(Task prompt) Show every line that has the string "Показатель" in it.

##############################

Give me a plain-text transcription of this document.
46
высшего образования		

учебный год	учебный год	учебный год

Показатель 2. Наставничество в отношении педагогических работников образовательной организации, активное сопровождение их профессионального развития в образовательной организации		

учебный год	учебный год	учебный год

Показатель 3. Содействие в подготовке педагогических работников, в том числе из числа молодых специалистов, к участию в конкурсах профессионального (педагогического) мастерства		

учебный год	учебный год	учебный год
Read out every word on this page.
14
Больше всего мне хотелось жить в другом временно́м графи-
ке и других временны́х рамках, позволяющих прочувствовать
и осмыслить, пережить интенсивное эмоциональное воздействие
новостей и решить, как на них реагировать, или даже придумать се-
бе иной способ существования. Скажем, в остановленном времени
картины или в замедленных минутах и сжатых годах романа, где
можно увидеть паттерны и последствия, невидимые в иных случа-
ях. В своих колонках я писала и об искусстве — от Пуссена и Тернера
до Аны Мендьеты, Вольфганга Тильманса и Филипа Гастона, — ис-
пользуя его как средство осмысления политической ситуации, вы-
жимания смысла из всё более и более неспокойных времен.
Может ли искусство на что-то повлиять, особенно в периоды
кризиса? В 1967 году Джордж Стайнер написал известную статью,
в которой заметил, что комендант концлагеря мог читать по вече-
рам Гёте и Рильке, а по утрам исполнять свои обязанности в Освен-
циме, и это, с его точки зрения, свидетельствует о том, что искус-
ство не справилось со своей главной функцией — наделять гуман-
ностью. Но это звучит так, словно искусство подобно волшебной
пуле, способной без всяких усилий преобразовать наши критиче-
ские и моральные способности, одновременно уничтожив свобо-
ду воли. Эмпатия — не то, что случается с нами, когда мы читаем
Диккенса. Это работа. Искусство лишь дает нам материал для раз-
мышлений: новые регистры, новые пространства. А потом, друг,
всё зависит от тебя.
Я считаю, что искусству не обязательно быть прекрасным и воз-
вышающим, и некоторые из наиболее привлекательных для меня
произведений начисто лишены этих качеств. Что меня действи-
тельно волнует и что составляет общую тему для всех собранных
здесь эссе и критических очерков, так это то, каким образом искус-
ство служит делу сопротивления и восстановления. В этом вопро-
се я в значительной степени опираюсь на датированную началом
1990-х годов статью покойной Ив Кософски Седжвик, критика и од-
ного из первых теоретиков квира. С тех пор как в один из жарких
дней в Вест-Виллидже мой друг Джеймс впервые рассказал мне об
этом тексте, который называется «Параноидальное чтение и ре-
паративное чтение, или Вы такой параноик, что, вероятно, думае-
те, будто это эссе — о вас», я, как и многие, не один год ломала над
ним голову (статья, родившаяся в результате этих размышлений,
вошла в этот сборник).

##############################

(The reply)
Показатель 2. Наставничество в отношении педагогических работников образовательной организации, активное сопровождение их профессионального развития в образовательной организации		
Показатель 3. Содействие в подготовке педагогических работников, в том числе из числа молодых специалистов, к участию в конкурсах профессионального (педагогического) мастерства		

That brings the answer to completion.